— begin Source records —

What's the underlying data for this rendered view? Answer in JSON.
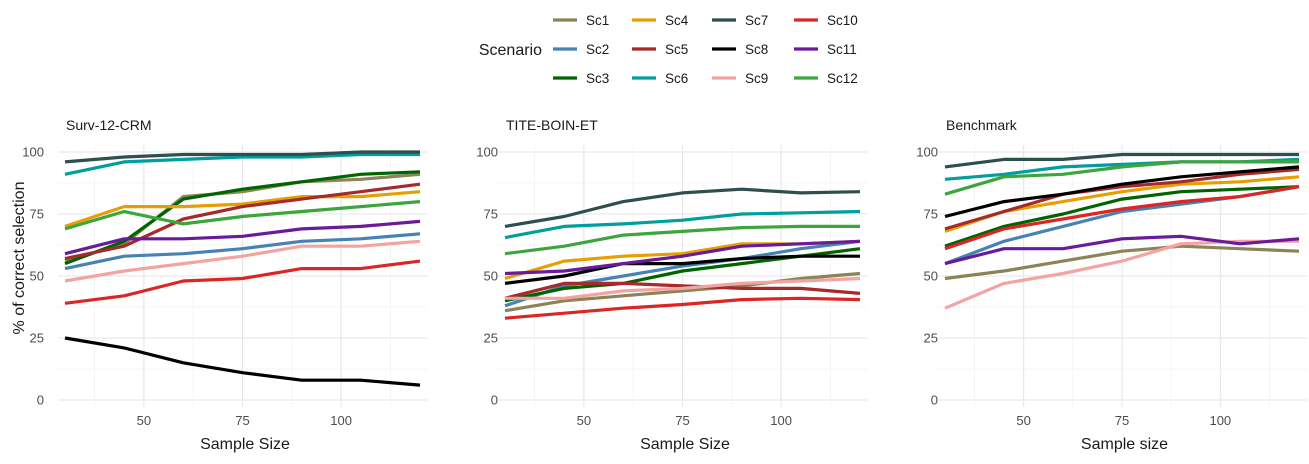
{
  "legend": {
    "title": "Scenario",
    "items": [
      {
        "name": "Sc1",
        "color": "#8B8457"
      },
      {
        "name": "Sc2",
        "color": "#4682B4"
      },
      {
        "name": "Sc3",
        "color": "#006400"
      },
      {
        "name": "Sc4",
        "color": "#E69F00"
      },
      {
        "name": "Sc5",
        "color": "#A52A2A"
      },
      {
        "name": "Sc6",
        "color": "#009E9E"
      },
      {
        "name": "Sc7",
        "color": "#2F4F4F"
      },
      {
        "name": "Sc8",
        "color": "#000000"
      },
      {
        "name": "Sc9",
        "color": "#F4A3A3"
      },
      {
        "name": "Sc10",
        "color": "#DC2626"
      },
      {
        "name": "Sc11",
        "color": "#6A1B9A"
      },
      {
        "name": "Sc12",
        "color": "#3DA53D"
      }
    ]
  },
  "ylabel": "% of correct selection",
  "chart_data": [
    {
      "type": "line",
      "title": "Surv-12-CRM",
      "xlabel": "Sample Size",
      "ylabel": "% of correct selection",
      "xlim": [
        30,
        120
      ],
      "ylim": [
        0,
        100
      ],
      "x_ticks": [
        50,
        75,
        100
      ],
      "y_ticks": [
        0,
        25,
        50,
        75,
        100
      ],
      "grid": true,
      "x": [
        30,
        45,
        60,
        75,
        90,
        105,
        120
      ],
      "series": [
        {
          "name": "Sc1",
          "values": [
            56,
            63,
            82,
            84,
            88,
            89,
            91
          ]
        },
        {
          "name": "Sc2",
          "values": [
            53,
            58,
            59,
            61,
            64,
            65,
            67
          ]
        },
        {
          "name": "Sc3",
          "values": [
            55,
            64,
            81,
            85,
            88,
            91,
            92
          ]
        },
        {
          "name": "Sc4",
          "values": [
            70,
            78,
            78,
            79,
            82,
            82,
            84
          ]
        },
        {
          "name": "Sc5",
          "values": [
            57,
            62,
            73,
            78,
            81,
            84,
            87
          ]
        },
        {
          "name": "Sc6",
          "values": [
            91,
            96,
            97,
            98,
            98,
            99,
            99
          ]
        },
        {
          "name": "Sc7",
          "values": [
            96,
            98,
            99,
            99,
            99,
            100,
            100
          ]
        },
        {
          "name": "Sc8",
          "values": [
            25,
            21,
            15,
            11,
            8,
            8,
            6
          ]
        },
        {
          "name": "Sc9",
          "values": [
            48,
            52,
            55,
            58,
            62,
            62,
            64
          ]
        },
        {
          "name": "Sc10",
          "values": [
            39,
            42,
            48,
            49,
            53,
            53,
            56
          ]
        },
        {
          "name": "Sc11",
          "values": [
            59,
            65,
            65,
            66,
            69,
            70,
            72
          ]
        },
        {
          "name": "Sc12",
          "values": [
            69,
            76,
            71,
            74,
            76,
            78,
            80
          ]
        }
      ]
    },
    {
      "type": "line",
      "title": "TITE-BOIN-ET",
      "xlabel": "Sample Size",
      "ylabel": "% of correct selection",
      "xlim": [
        30,
        120
      ],
      "ylim": [
        0,
        100
      ],
      "x_ticks": [
        50,
        75,
        100
      ],
      "y_ticks": [
        0,
        25,
        50,
        75,
        100
      ],
      "grid": true,
      "x": [
        30,
        45,
        60,
        75,
        90,
        105,
        120
      ],
      "series": [
        {
          "name": "Sc1",
          "values": [
            36,
            40,
            42,
            44,
            46,
            49,
            51
          ]
        },
        {
          "name": "Sc2",
          "values": [
            38,
            46,
            50,
            54,
            57,
            61,
            64
          ]
        },
        {
          "name": "Sc3",
          "values": [
            40,
            45,
            47,
            52,
            55,
            58,
            61
          ]
        },
        {
          "name": "Sc4",
          "values": [
            49,
            56,
            58,
            59,
            63,
            63,
            64
          ]
        },
        {
          "name": "Sc5",
          "values": [
            41,
            47,
            47,
            46,
            45,
            45,
            43
          ]
        },
        {
          "name": "Sc6",
          "values": [
            65.5,
            70,
            71,
            72.5,
            75,
            75.5,
            76
          ]
        },
        {
          "name": "Sc7",
          "values": [
            70,
            74,
            80,
            83.5,
            85,
            83.5,
            84
          ]
        },
        {
          "name": "Sc8",
          "values": [
            47,
            50,
            55,
            55,
            57,
            58,
            58
          ]
        },
        {
          "name": "Sc9",
          "values": [
            41,
            41,
            44,
            45,
            47,
            48,
            49
          ]
        },
        {
          "name": "Sc10",
          "values": [
            33,
            35,
            37,
            38.5,
            40.5,
            41,
            40.5
          ]
        },
        {
          "name": "Sc11",
          "values": [
            51,
            52,
            55,
            58,
            62,
            63,
            64
          ]
        },
        {
          "name": "Sc12",
          "values": [
            59,
            62,
            66.5,
            68,
            69.5,
            70,
            70
          ]
        }
      ]
    },
    {
      "type": "line",
      "title": "Benchmark",
      "xlabel": "Sample size",
      "ylabel": "% of correct selection",
      "xlim": [
        30,
        120
      ],
      "ylim": [
        0,
        100
      ],
      "x_ticks": [
        50,
        75,
        100
      ],
      "y_ticks": [
        0,
        25,
        50,
        75,
        100
      ],
      "grid": true,
      "x": [
        30,
        45,
        60,
        75,
        90,
        105,
        120
      ],
      "series": [
        {
          "name": "Sc1",
          "values": [
            49,
            52,
            56,
            60,
            62,
            61,
            60
          ]
        },
        {
          "name": "Sc2",
          "values": [
            55,
            64,
            70,
            76,
            79,
            82,
            86
          ]
        },
        {
          "name": "Sc3",
          "values": [
            62,
            70,
            75,
            81,
            84,
            85,
            86
          ]
        },
        {
          "name": "Sc4",
          "values": [
            68,
            76,
            80,
            84,
            87,
            88,
            90
          ]
        },
        {
          "name": "Sc5",
          "values": [
            69,
            76,
            83,
            86,
            88,
            91,
            93
          ]
        },
        {
          "name": "Sc6",
          "values": [
            89,
            91,
            94,
            95,
            96,
            96,
            97
          ]
        },
        {
          "name": "Sc7",
          "values": [
            94,
            97,
            97,
            99,
            99,
            99,
            99
          ]
        },
        {
          "name": "Sc8",
          "values": [
            74,
            80,
            83,
            87,
            90,
            92,
            94
          ]
        },
        {
          "name": "Sc9",
          "values": [
            37,
            47,
            51,
            56,
            63,
            64,
            64
          ]
        },
        {
          "name": "Sc10",
          "values": [
            61,
            69,
            73,
            77,
            80,
            82,
            86
          ]
        },
        {
          "name": "Sc11",
          "values": [
            55,
            61,
            61,
            65,
            66,
            63,
            65
          ]
        },
        {
          "name": "Sc12",
          "values": [
            83,
            90,
            91,
            94,
            96,
            96,
            96
          ]
        }
      ]
    }
  ]
}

— end Source records —

> **What this task involves**: Repeat the data exactly, without the pictures.

> **Finished task**:
What's the underlying data for this rendered view? Answer in JSON.
{
  "legend": {
    "title": "Scenario",
    "items": [
      {
        "name": "Sc1",
        "color": "#8B8457"
      },
      {
        "name": "Sc2",
        "color": "#4682B4"
      },
      {
        "name": "Sc3",
        "color": "#006400"
      },
      {
        "name": "Sc4",
        "color": "#E69F00"
      },
      {
        "name": "Sc5",
        "color": "#A52A2A"
      },
      {
        "name": "Sc6",
        "color": "#009E9E"
      },
      {
        "name": "Sc7",
        "color": "#2F4F4F"
      },
      {
        "name": "Sc8",
        "color": "#000000"
      },
      {
        "name": "Sc9",
        "color": "#F4A3A3"
      },
      {
        "name": "Sc10",
        "color": "#DC2626"
      },
      {
        "name": "Sc11",
        "color": "#6A1B9A"
      },
      {
        "name": "Sc12",
        "color": "#3DA53D"
      }
    ]
  },
  "ylabel": "% of correct selection",
  "chart_data": [
    {
      "type": "line",
      "title": "Surv-12-CRM",
      "xlabel": "Sample Size",
      "ylabel": "% of correct selection",
      "xlim": [
        30,
        120
      ],
      "ylim": [
        0,
        100
      ],
      "x_ticks": [
        50,
        75,
        100
      ],
      "y_ticks": [
        0,
        25,
        50,
        75,
        100
      ],
      "grid": true,
      "x": [
        30,
        45,
        60,
        75,
        90,
        105,
        120
      ],
      "series": [
        {
          "name": "Sc1",
          "values": [
            56,
            63,
            82,
            84,
            88,
            89,
            91
          ]
        },
        {
          "name": "Sc2",
          "values": [
            53,
            58,
            59,
            61,
            64,
            65,
            67
          ]
        },
        {
          "name": "Sc3",
          "values": [
            55,
            64,
            81,
            85,
            88,
            91,
            92
          ]
        },
        {
          "name": "Sc4",
          "values": [
            70,
            78,
            78,
            79,
            82,
            82,
            84
          ]
        },
        {
          "name": "Sc5",
          "values": [
            57,
            62,
            73,
            78,
            81,
            84,
            87
          ]
        },
        {
          "name": "Sc6",
          "values": [
            91,
            96,
            97,
            98,
            98,
            99,
            99
          ]
        },
        {
          "name": "Sc7",
          "values": [
            96,
            98,
            99,
            99,
            99,
            100,
            100
          ]
        },
        {
          "name": "Sc8",
          "values": [
            25,
            21,
            15,
            11,
            8,
            8,
            6
          ]
        },
        {
          "name": "Sc9",
          "values": [
            48,
            52,
            55,
            58,
            62,
            62,
            64
          ]
        },
        {
          "name": "Sc10",
          "values": [
            39,
            42,
            48,
            49,
            53,
            53,
            56
          ]
        },
        {
          "name": "Sc11",
          "values": [
            59,
            65,
            65,
            66,
            69,
            70,
            72
          ]
        },
        {
          "name": "Sc12",
          "values": [
            69,
            76,
            71,
            74,
            76,
            78,
            80
          ]
        }
      ]
    },
    {
      "type": "line",
      "title": "TITE-BOIN-ET",
      "xlabel": "Sample Size",
      "ylabel": "% of correct selection",
      "xlim": [
        30,
        120
      ],
      "ylim": [
        0,
        100
      ],
      "x_ticks": [
        50,
        75,
        100
      ],
      "y_ticks": [
        0,
        25,
        50,
        75,
        100
      ],
      "grid": true,
      "x": [
        30,
        45,
        60,
        75,
        90,
        105,
        120
      ],
      "series": [
        {
          "name": "Sc1",
          "values": [
            36,
            40,
            42,
            44,
            46,
            49,
            51
          ]
        },
        {
          "name": "Sc2",
          "values": [
            38,
            46,
            50,
            54,
            57,
            61,
            64
          ]
        },
        {
          "name": "Sc3",
          "values": [
            40,
            45,
            47,
            52,
            55,
            58,
            61
          ]
        },
        {
          "name": "Sc4",
          "values": [
            49,
            56,
            58,
            59,
            63,
            63,
            64
          ]
        },
        {
          "name": "Sc5",
          "values": [
            41,
            47,
            47,
            46,
            45,
            45,
            43
          ]
        },
        {
          "name": "Sc6",
          "values": [
            65.5,
            70,
            71,
            72.5,
            75,
            75.5,
            76
          ]
        },
        {
          "name": "Sc7",
          "values": [
            70,
            74,
            80,
            83.5,
            85,
            83.5,
            84
          ]
        },
        {
          "name": "Sc8",
          "values": [
            47,
            50,
            55,
            55,
            57,
            58,
            58
          ]
        },
        {
          "name": "Sc9",
          "values": [
            41,
            41,
            44,
            45,
            47,
            48,
            49
          ]
        },
        {
          "name": "Sc10",
          "values": [
            33,
            35,
            37,
            38.5,
            40.5,
            41,
            40.5
          ]
        },
        {
          "name": "Sc11",
          "values": [
            51,
            52,
            55,
            58,
            62,
            63,
            64
          ]
        },
        {
          "name": "Sc12",
          "values": [
            59,
            62,
            66.5,
            68,
            69.5,
            70,
            70
          ]
        }
      ]
    },
    {
      "type": "line",
      "title": "Benchmark",
      "xlabel": "Sample size",
      "ylabel": "% of correct selection",
      "xlim": [
        30,
        120
      ],
      "ylim": [
        0,
        100
      ],
      "x_ticks": [
        50,
        75,
        100
      ],
      "y_ticks": [
        0,
        25,
        50,
        75,
        100
      ],
      "grid": true,
      "x": [
        30,
        45,
        60,
        75,
        90,
        105,
        120
      ],
      "series": [
        {
          "name": "Sc1",
          "values": [
            49,
            52,
            56,
            60,
            62,
            61,
            60
          ]
        },
        {
          "name": "Sc2",
          "values": [
            55,
            64,
            70,
            76,
            79,
            82,
            86
          ]
        },
        {
          "name": "Sc3",
          "values": [
            62,
            70,
            75,
            81,
            84,
            85,
            86
          ]
        },
        {
          "name": "Sc4",
          "values": [
            68,
            76,
            80,
            84,
            87,
            88,
            90
          ]
        },
        {
          "name": "Sc5",
          "values": [
            69,
            76,
            83,
            86,
            88,
            91,
            93
          ]
        },
        {
          "name": "Sc6",
          "values": [
            89,
            91,
            94,
            95,
            96,
            96,
            97
          ]
        },
        {
          "name": "Sc7",
          "values": [
            94,
            97,
            97,
            99,
            99,
            99,
            99
          ]
        },
        {
          "name": "Sc8",
          "values": [
            74,
            80,
            83,
            87,
            90,
            92,
            94
          ]
        },
        {
          "name": "Sc9",
          "values": [
            37,
            47,
            51,
            56,
            63,
            64,
            64
          ]
        },
        {
          "name": "Sc10",
          "values": [
            61,
            69,
            73,
            77,
            80,
            82,
            86
          ]
        },
        {
          "name": "Sc11",
          "values": [
            55,
            61,
            61,
            65,
            66,
            63,
            65
          ]
        },
        {
          "name": "Sc12",
          "values": [
            83,
            90,
            91,
            94,
            96,
            96,
            96
          ]
        }
      ]
    }
  ]
}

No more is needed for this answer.